Records from a dataset:
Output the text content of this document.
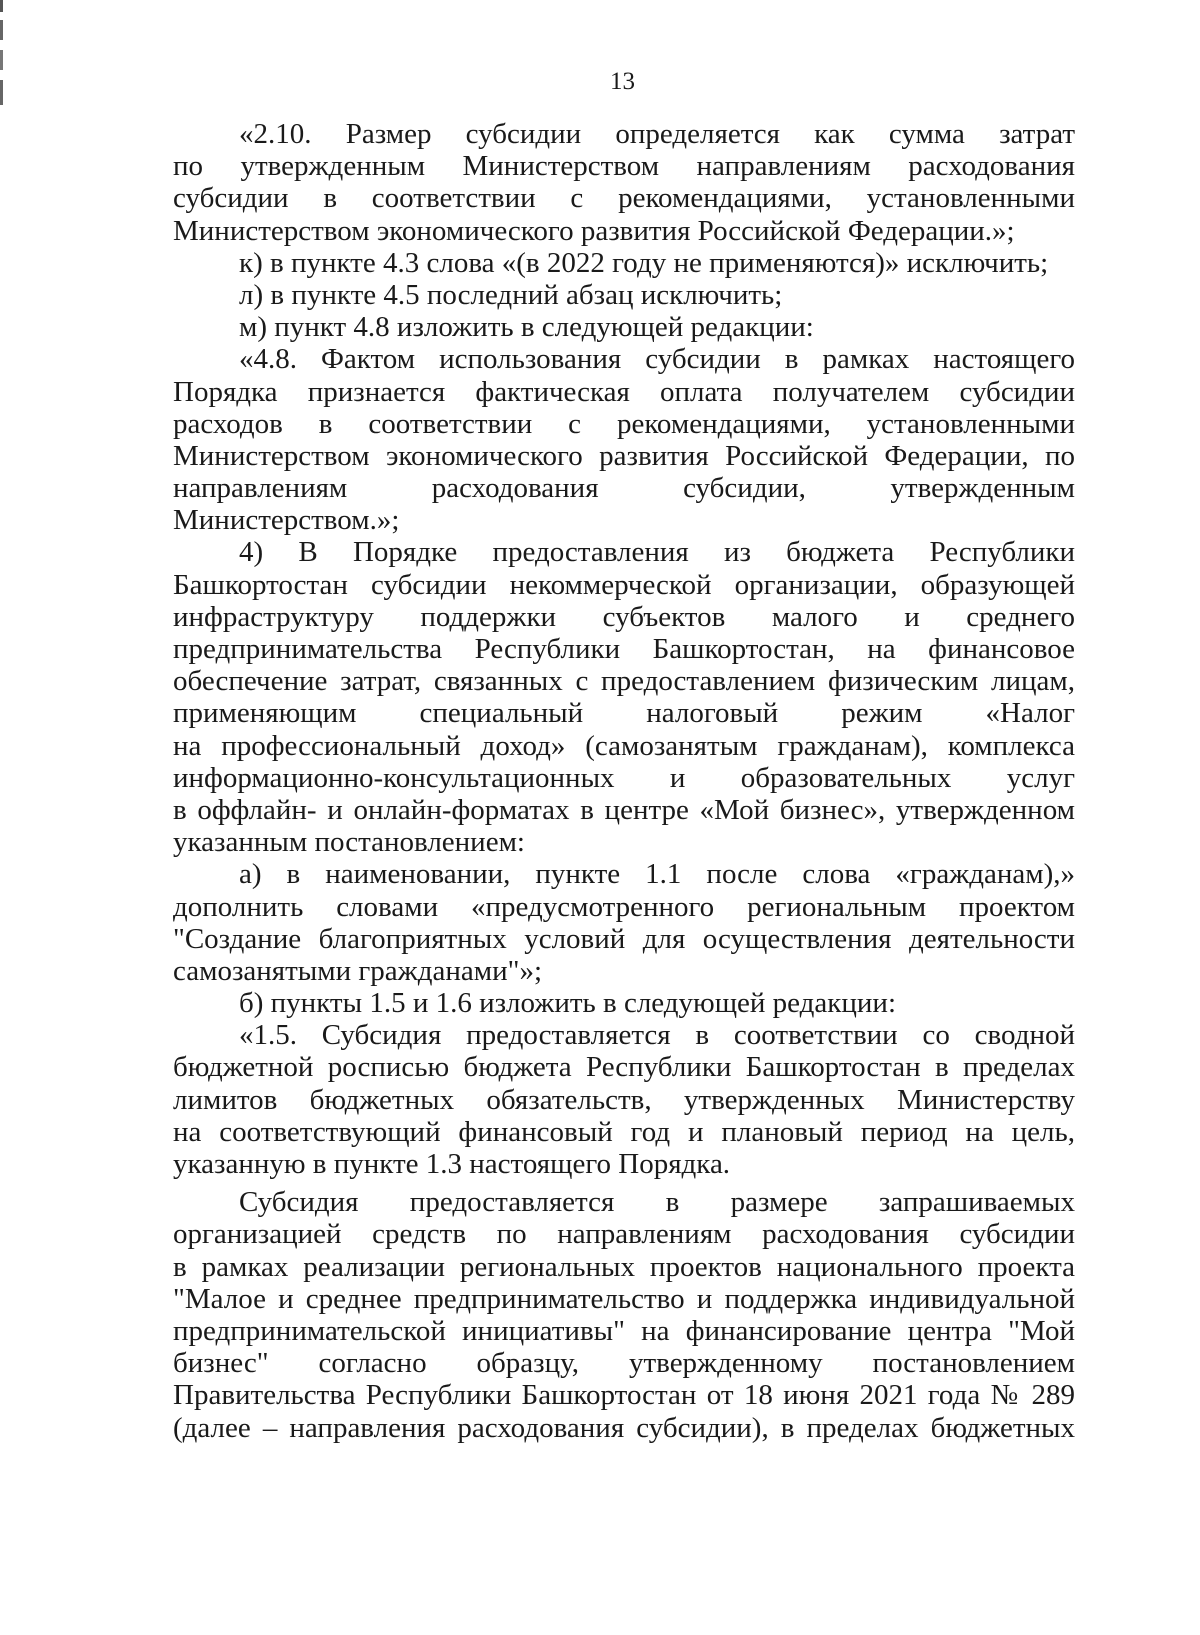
13
«2.10. Размер субсидии определяется как сумма затрат
по утвержденным Министерством направлениям расходования
субсидии в соответствии с рекомендациями, установленными
Министерством экономического развития Российской Федерации.»;
к) в пункте 4.3 слова «(в 2022 году не применяются)» исключить;
л) в пункте 4.5 последний абзац исключить;
м) пункт 4.8 изложить в следующей редакции:
«4.8. Фактом использования субсидии в рамках настоящего
Порядка признается фактическая оплата получателем субсидии
расходов в соответствии с рекомендациями, установленными
Министерством экономического развития Российской Федерации, по
направлениям расходования субсидии, утвержденным
Министерством.»;
4) В Порядке предоставления из бюджета Республики
Башкортостан субсидии некоммерческой организации, образующей
инфраструктуру поддержки субъектов малого и среднего
предпринимательства Республики Башкортостан, на финансовое
обеспечение затрат, связанных с предоставлением физическим лицам,
применяющим специальный налоговый режим «Налог
на профессиональный доход» (самозанятым гражданам), комплекса
информационно-консультационных и образовательных услуг
в оффлайн- и онлайн-форматах в центре «Мой бизнес», утвержденном
указанным постановлением:
а) в наименовании, пункте 1.1 после слова «гражданам),»
дополнить словами «предусмотренного региональным проектом
"Создание благоприятных условий для осуществления деятельности
самозанятыми гражданами"»;
б) пункты 1.5 и 1.6 изложить в следующей редакции:
«1.5. Субсидия предоставляется в соответствии со сводной
бюджетной росписью бюджета Республики Башкортостан в пределах
лимитов бюджетных обязательств, утвержденных Министерству
на соответствующий финансовый год и плановый период на цель,
указанную в пункте 1.3 настоящего Порядка.
Субсидия предоставляется в размере запрашиваемых
организацией средств по направлениям расходования субсидии
в рамках реализации региональных проектов национального проекта
"Малое и среднее предпринимательство и поддержка индивидуальной
предпринимательской инициативы" на финансирование центра "Мой
бизнес" согласно образцу, утвержденному постановлением
Правительства Республики Башкортостан от 18 июня 2021 года № 289
(далее – направления расходования субсидии), в пределах бюджетных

-- Written instruction --
Return every line from the records above that holds the word "расходования".

-- The response --
по утвержденным Министерством направлениям расходования
направлениям расходования субсидии, утвержденным
организацией средств по направлениям расходования субсидии
(далее – направления расходования субсидии), в пределах бюджетных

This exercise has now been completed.